-- Begin Records supplied --
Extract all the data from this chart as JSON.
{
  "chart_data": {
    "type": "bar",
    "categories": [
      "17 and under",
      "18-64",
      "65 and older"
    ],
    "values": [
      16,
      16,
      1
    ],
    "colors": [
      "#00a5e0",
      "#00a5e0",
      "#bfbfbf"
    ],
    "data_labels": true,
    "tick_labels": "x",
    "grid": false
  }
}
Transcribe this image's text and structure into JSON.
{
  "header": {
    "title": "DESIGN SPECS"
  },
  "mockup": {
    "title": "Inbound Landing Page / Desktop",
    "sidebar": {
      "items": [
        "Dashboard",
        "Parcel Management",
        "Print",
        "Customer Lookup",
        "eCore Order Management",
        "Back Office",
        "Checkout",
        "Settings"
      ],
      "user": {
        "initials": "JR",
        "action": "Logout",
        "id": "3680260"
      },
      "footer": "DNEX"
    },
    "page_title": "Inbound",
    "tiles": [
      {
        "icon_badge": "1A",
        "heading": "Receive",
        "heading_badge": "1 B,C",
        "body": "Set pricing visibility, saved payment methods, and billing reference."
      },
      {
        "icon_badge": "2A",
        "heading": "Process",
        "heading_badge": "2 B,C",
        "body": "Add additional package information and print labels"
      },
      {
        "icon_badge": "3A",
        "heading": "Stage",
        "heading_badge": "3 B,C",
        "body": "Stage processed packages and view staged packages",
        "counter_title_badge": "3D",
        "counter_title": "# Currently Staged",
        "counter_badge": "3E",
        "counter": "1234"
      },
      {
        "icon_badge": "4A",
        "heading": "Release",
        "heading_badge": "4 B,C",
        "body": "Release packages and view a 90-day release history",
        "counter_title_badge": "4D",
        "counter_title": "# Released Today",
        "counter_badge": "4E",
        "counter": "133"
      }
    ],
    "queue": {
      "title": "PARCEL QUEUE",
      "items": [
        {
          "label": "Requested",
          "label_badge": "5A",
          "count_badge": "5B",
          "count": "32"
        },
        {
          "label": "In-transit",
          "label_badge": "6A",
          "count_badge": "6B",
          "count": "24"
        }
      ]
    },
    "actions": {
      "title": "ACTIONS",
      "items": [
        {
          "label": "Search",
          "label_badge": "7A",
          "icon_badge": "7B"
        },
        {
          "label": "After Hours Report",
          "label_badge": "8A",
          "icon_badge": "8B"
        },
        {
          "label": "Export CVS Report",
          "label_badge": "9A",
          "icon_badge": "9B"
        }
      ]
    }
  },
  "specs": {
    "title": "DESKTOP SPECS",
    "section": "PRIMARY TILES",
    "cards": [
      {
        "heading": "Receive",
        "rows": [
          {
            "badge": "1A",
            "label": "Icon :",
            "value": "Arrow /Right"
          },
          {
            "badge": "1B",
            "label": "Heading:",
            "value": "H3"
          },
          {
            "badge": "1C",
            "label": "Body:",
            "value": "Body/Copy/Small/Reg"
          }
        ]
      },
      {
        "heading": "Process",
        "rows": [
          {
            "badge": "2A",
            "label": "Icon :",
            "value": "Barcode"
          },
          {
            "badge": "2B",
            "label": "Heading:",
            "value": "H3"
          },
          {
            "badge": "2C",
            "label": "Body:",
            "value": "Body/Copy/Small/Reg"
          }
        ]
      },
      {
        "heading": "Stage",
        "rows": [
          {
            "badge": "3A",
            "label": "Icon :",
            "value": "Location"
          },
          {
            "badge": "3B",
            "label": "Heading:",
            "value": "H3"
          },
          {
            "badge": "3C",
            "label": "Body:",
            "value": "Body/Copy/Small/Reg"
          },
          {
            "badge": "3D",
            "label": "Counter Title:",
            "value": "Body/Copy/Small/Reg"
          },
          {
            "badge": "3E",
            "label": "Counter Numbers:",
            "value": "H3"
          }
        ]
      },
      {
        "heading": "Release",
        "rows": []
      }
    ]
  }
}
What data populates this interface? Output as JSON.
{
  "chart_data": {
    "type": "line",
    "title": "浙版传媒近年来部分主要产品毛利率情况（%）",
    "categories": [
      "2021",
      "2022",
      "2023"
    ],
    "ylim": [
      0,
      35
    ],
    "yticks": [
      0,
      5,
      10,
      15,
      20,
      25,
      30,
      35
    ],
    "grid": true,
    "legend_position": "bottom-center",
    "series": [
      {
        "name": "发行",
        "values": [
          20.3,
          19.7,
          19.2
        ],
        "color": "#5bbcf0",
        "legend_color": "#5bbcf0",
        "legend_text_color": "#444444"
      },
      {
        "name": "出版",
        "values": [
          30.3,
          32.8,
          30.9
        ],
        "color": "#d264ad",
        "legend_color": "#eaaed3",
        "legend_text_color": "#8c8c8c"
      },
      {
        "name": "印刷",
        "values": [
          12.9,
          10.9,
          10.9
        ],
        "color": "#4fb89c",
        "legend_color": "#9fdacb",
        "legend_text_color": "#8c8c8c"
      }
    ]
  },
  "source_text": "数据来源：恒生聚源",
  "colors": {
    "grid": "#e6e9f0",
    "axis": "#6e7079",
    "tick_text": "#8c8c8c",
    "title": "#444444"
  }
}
-- End Records supplied --
Transcribe all the entries, keeping each one exactly as it is.

Solution to the exercise -
Extract all the data from this chart as JSON.
{
  "chart_data": {
    "type": "bar",
    "categories": [
      "17 and under",
      "18-64",
      "65 and older"
    ],
    "values": [
      16,
      16,
      1
    ],
    "colors": [
      "#00a5e0",
      "#00a5e0",
      "#bfbfbf"
    ],
    "data_labels": true,
    "tick_labels": "x",
    "grid": false
  }
}
Transcribe this image's text and structure into JSON.
{
  "header": {
    "title": "DESIGN SPECS"
  },
  "mockup": {
    "title": "Inbound Landing Page / Desktop",
    "sidebar": {
      "items": [
        "Dashboard",
        "Parcel Management",
        "Print",
        "Customer Lookup",
        "eCore Order Management",
        "Back Office",
        "Checkout",
        "Settings"
      ],
      "user": {
        "initials": "JR",
        "action": "Logout",
        "id": "3680260"
      },
      "footer": "DNEX"
    },
    "page_title": "Inbound",
    "tiles": [
      {
        "icon_badge": "1A",
        "heading": "Receive",
        "heading_badge": "1 B,C",
        "body": "Set pricing visibility, saved payment methods, and billing reference."
      },
      {
        "icon_badge": "2A",
        "heading": "Process",
        "heading_badge": "2 B,C",
        "body": "Add additional package information and print labels"
      },
      {
        "icon_badge": "3A",
        "heading": "Stage",
        "heading_badge": "3 B,C",
        "body": "Stage processed packages and view staged packages",
        "counter_title_badge": "3D",
        "counter_title": "# Currently Staged",
        "counter_badge": "3E",
        "counter": "1234"
      },
      {
        "icon_badge": "4A",
        "heading": "Release",
        "heading_badge": "4 B,C",
        "body": "Release packages and view a 90-day release history",
        "counter_title_badge": "4D",
        "counter_title": "# Released Today",
        "counter_badge": "4E",
        "counter": "133"
      }
    ],
    "queue": {
      "title": "PARCEL QUEUE",
      "items": [
        {
          "label": "Requested",
          "label_badge": "5A",
          "count_badge": "5B",
          "count": "32"
        },
        {
          "label": "In-transit",
          "label_badge": "6A",
          "count_badge": "6B",
          "count": "24"
        }
      ]
    },
    "actions": {
      "title": "ACTIONS",
      "items": [
        {
          "label": "Search",
          "label_badge": "7A",
          "icon_badge": "7B"
        },
        {
          "label": "After Hours Report",
          "label_badge": "8A",
          "icon_badge": "8B"
        },
        {
          "label": "Export CVS Report",
          "label_badge": "9A",
          "icon_badge": "9B"
        }
      ]
    }
  },
  "specs": {
    "title": "DESKTOP SPECS",
    "section": "PRIMARY TILES",
    "cards": [
      {
        "heading": "Receive",
        "rows": [
          {
            "badge": "1A",
            "label": "Icon :",
            "value": "Arrow /Right"
          },
          {
            "badge": "1B",
            "label": "Heading:",
            "value": "H3"
          },
          {
            "badge": "1C",
            "label": "Body:",
            "value": "Body/Copy/Small/Reg"
          }
        ]
      },
      {
        "heading": "Process",
        "rows": [
          {
            "badge": "2A",
            "label": "Icon :",
            "value": "Barcode"
          },
          {
            "badge": "2B",
            "label": "Heading:",
            "value": "H3"
          },
          {
            "badge": "2C",
            "label": "Body:",
            "value": "Body/Copy/Small/Reg"
          }
        ]
      },
      {
        "heading": "Stage",
        "rows": [
          {
            "badge": "3A",
            "label": "Icon :",
            "value": "Location"
          },
          {
            "badge": "3B",
            "label": "Heading:",
            "value": "H3"
          },
          {
            "badge": "3C",
            "label": "Body:",
            "value": "Body/Copy/Small/Reg"
          },
          {
            "badge": "3D",
            "label": "Counter Title:",
            "value": "Body/Copy/Small/Reg"
          },
          {
            "badge": "3E",
            "label": "Counter Numbers:",
            "value": "H3"
          }
        ]
      },
      {
        "heading": "Release",
        "rows": []
      }
    ]
  }
}
What data populates this interface? Output as JSON.
{
  "chart_data": {
    "type": "line",
    "title": "浙版传媒近年来部分主要产品毛利率情况（%）",
    "categories": [
      "2021",
      "2022",
      "2023"
    ],
    "ylim": [
      0,
      35
    ],
    "yticks": [
      0,
      5,
      10,
      15,
      20,
      25,
      30,
      35
    ],
    "grid": true,
    "legend_position": "bottom-center",
    "series": [
      {
        "name": "发行",
        "values": [
          20.3,
          19.7,
          19.2
        ],
        "color": "#5bbcf0",
        "legend_color": "#5bbcf0",
        "legend_text_color": "#444444"
      },
      {
        "name": "出版",
        "values": [
          30.3,
          32.8,
          30.9
        ],
        "color": "#d264ad",
        "legend_color": "#eaaed3",
        "legend_text_color": "#8c8c8c"
      },
      {
        "name": "印刷",
        "values": [
          12.9,
          10.9,
          10.9
        ],
        "color": "#4fb89c",
        "legend_color": "#9fdacb",
        "legend_text_color": "#8c8c8c"
      }
    ]
  },
  "source_text": "数据来源：恒生聚源",
  "colors": {
    "grid": "#e6e9f0",
    "axis": "#6e7079",
    "tick_text": "#8c8c8c",
    "title": "#444444"
  }
}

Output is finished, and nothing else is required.